--- start Data supplied ---

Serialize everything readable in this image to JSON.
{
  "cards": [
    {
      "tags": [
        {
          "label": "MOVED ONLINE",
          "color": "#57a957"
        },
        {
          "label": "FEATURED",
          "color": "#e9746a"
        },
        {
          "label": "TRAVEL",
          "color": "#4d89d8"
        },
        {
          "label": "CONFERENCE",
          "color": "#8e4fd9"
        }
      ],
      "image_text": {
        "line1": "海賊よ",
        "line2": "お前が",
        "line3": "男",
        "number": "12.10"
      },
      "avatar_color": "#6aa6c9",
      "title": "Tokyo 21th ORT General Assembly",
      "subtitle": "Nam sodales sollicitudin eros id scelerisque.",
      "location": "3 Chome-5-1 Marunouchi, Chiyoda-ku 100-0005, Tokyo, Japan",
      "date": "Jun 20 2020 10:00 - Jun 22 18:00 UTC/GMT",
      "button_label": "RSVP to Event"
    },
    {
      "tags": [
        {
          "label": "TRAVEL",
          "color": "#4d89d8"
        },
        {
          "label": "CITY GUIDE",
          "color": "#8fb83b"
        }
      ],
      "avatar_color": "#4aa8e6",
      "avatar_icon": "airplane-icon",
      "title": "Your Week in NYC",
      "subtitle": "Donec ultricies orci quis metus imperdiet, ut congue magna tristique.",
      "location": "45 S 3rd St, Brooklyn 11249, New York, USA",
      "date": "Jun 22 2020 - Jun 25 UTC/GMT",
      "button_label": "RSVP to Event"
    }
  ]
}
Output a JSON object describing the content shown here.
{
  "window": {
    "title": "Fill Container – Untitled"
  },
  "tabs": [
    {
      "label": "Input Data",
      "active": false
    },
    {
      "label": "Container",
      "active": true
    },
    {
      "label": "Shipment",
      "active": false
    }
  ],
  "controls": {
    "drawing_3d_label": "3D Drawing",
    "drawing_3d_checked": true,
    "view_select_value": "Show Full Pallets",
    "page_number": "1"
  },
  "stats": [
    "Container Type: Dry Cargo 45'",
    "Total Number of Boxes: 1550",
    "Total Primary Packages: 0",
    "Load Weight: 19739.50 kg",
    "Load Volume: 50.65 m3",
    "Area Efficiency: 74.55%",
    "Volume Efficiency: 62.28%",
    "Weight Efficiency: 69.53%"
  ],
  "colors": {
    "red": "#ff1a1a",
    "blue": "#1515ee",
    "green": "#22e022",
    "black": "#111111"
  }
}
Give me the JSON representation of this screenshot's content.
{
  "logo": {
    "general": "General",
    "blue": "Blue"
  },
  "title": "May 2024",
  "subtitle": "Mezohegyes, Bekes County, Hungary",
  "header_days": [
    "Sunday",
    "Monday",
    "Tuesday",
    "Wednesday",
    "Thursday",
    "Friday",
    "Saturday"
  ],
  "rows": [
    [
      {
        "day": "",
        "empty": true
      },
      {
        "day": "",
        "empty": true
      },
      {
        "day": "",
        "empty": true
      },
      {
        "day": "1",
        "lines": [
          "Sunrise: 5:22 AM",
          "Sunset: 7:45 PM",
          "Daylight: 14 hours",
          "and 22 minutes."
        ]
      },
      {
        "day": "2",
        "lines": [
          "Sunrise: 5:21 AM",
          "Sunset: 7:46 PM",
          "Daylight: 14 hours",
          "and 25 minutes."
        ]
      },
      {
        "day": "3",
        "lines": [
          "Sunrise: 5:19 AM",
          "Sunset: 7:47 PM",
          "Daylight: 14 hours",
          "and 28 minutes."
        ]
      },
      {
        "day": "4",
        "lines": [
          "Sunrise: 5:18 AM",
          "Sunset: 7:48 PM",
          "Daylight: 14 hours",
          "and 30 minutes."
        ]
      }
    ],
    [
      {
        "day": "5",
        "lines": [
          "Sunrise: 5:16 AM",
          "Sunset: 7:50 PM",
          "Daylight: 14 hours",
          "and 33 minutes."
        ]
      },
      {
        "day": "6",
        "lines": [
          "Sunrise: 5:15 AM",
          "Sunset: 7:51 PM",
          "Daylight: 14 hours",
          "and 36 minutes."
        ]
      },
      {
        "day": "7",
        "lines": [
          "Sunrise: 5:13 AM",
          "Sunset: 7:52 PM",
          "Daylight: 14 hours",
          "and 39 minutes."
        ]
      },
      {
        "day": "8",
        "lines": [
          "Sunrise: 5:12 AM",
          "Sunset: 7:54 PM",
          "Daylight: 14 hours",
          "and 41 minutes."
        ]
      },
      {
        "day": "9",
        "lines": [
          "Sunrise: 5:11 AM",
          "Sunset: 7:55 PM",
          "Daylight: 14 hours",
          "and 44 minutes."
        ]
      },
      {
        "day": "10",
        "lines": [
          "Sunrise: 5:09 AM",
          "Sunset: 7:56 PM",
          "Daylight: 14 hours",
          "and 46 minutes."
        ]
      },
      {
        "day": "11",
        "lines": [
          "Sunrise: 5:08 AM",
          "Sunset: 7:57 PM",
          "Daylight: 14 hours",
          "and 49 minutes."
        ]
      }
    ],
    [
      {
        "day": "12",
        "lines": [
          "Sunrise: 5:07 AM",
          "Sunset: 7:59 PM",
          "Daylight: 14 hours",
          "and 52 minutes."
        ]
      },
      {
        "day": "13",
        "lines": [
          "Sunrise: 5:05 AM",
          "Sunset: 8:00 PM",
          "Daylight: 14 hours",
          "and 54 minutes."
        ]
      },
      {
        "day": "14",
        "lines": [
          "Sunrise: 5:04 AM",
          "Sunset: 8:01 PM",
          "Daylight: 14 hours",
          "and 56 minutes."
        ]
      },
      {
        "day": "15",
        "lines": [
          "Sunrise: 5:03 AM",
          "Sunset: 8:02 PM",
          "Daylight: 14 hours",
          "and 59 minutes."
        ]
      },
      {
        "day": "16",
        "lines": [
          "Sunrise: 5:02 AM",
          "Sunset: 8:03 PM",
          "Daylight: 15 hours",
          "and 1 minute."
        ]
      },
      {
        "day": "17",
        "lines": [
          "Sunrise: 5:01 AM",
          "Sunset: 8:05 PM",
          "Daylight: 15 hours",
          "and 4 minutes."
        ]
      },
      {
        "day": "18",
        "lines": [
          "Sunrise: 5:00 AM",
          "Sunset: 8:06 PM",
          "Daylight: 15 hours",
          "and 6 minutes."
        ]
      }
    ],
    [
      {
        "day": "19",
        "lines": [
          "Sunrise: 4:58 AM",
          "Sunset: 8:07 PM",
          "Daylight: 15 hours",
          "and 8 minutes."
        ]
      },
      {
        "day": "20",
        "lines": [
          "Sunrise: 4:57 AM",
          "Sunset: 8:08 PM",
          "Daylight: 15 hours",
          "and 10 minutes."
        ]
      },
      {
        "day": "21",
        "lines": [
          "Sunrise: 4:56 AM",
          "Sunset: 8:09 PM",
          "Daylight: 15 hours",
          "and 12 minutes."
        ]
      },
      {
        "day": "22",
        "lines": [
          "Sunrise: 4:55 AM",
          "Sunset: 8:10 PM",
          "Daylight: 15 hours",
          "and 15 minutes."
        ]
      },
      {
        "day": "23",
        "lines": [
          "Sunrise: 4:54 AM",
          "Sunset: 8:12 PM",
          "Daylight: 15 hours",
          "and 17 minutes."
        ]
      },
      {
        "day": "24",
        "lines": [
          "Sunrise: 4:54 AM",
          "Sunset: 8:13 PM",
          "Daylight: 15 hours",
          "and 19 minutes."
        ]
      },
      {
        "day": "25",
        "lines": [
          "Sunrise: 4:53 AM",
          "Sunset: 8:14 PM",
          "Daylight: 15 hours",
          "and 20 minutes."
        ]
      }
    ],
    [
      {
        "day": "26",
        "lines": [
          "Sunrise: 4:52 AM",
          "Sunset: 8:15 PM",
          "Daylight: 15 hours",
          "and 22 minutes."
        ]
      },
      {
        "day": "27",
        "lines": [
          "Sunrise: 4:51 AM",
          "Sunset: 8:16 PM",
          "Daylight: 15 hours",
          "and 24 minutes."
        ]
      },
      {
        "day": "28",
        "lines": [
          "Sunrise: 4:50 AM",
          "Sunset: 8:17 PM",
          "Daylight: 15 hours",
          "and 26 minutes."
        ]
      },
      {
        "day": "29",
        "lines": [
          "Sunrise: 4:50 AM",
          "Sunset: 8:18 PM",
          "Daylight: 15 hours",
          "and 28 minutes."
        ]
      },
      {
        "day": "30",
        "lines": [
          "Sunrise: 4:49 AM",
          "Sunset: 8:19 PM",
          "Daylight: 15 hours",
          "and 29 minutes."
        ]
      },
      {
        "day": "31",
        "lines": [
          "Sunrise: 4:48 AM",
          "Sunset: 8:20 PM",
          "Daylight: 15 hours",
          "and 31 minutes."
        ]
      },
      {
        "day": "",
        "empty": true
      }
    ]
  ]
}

--- end Data supplied ---

(What you should do) Pull out every line in the data above that has the word "date".

(Completed task)
      "date": "Jun 20 2020 10:00 - Jun 22 18:00 UTC/GMT",
      "date": "Jun 22 2020 - Jun 25 UTC/GMT",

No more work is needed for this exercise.